- [What you need to do] Restate the material word for word and leave out anything that is a picture.

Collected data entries
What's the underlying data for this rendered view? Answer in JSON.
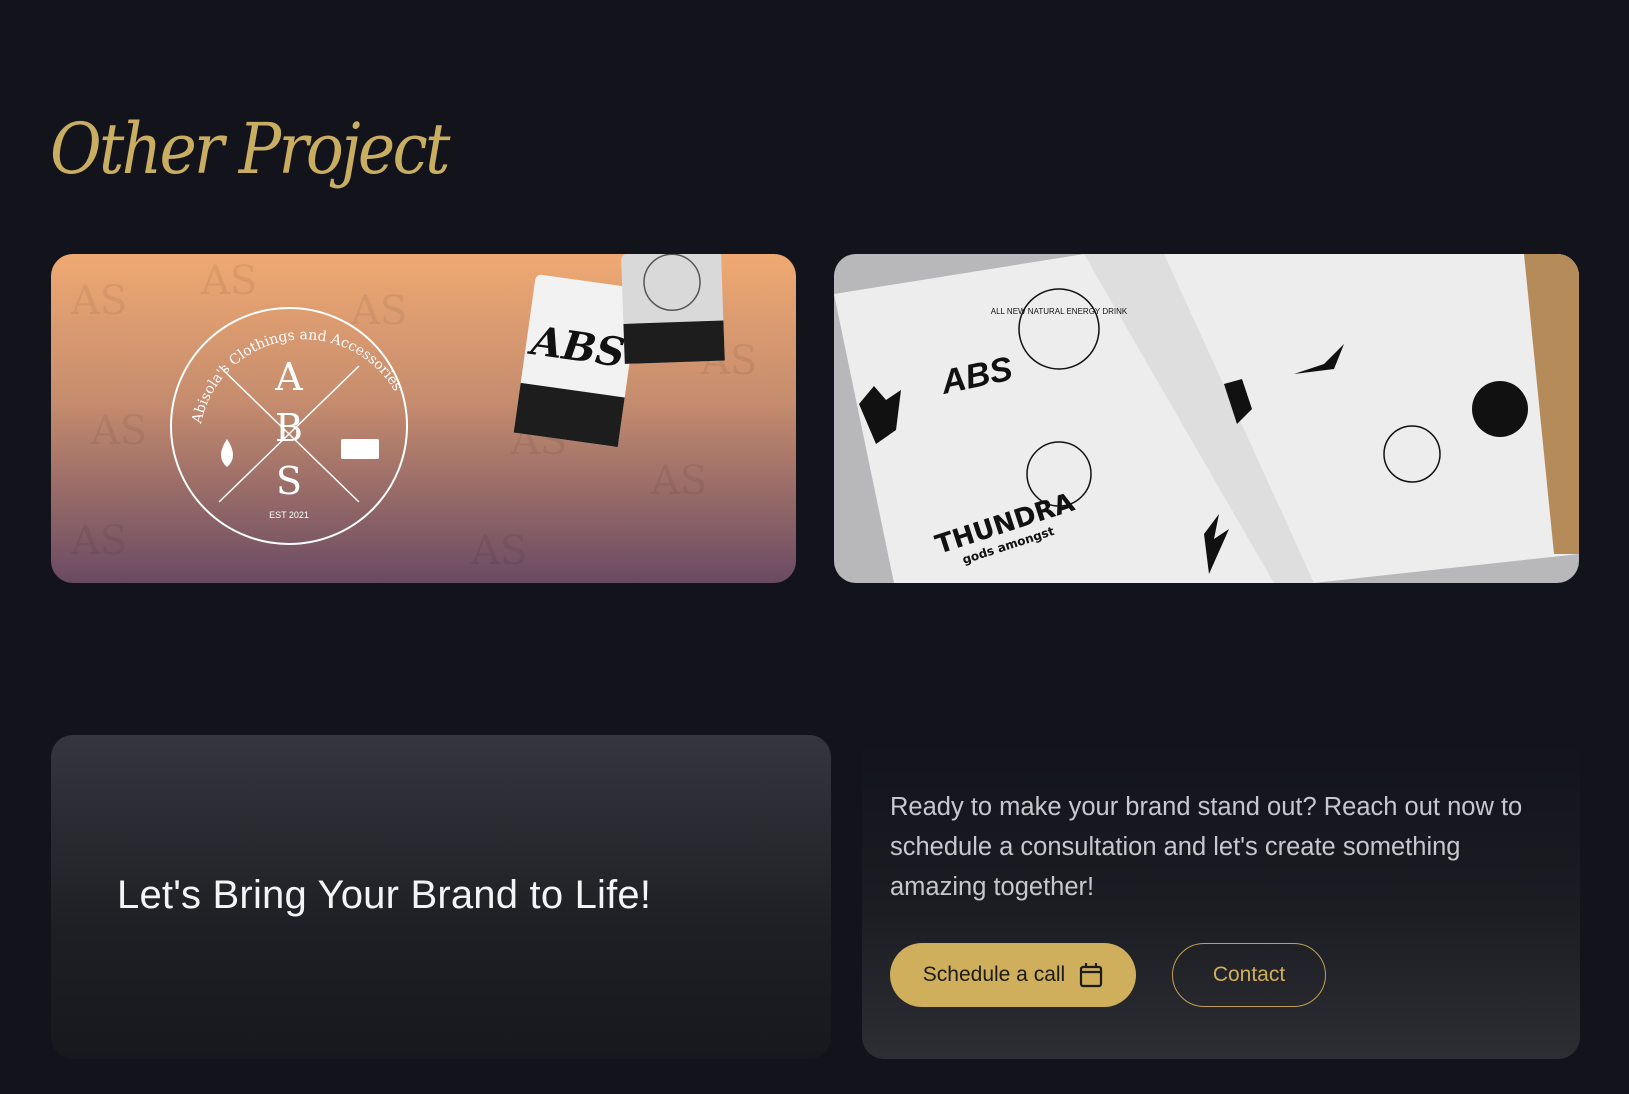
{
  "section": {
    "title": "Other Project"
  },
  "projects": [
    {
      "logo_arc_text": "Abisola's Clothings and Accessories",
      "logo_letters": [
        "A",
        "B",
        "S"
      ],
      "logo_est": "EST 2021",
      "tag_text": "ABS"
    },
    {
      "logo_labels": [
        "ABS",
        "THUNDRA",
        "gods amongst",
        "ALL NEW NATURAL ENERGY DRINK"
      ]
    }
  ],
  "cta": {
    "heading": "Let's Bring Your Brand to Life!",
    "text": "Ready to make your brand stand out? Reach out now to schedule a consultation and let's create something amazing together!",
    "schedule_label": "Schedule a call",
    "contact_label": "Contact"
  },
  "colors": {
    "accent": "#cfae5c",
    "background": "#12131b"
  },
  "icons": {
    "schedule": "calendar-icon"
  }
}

- [Written solution]
What's the underlying data for this rendered view? Answer in JSON.
{
  "section": {
    "title": "Other Project"
  },
  "projects": [
    {
      "logo_arc_text": "Abisola's Clothings and Accessories",
      "logo_letters": [
        "A",
        "B",
        "S"
      ],
      "logo_est": "EST 2021",
      "tag_text": "ABS"
    },
    {
      "logo_labels": [
        "ABS",
        "THUNDRA",
        "gods amongst",
        "ALL NEW NATURAL ENERGY DRINK"
      ]
    }
  ],
  "cta": {
    "heading": "Let's Bring Your Brand to Life!",
    "text": "Ready to make your brand stand out? Reach out now to schedule a consultation and let's create something amazing together!",
    "schedule_label": "Schedule a call",
    "contact_label": "Contact"
  },
  "colors": {
    "accent": "#cfae5c",
    "background": "#12131b"
  },
  "icons": {
    "schedule": "calendar-icon"
  }
}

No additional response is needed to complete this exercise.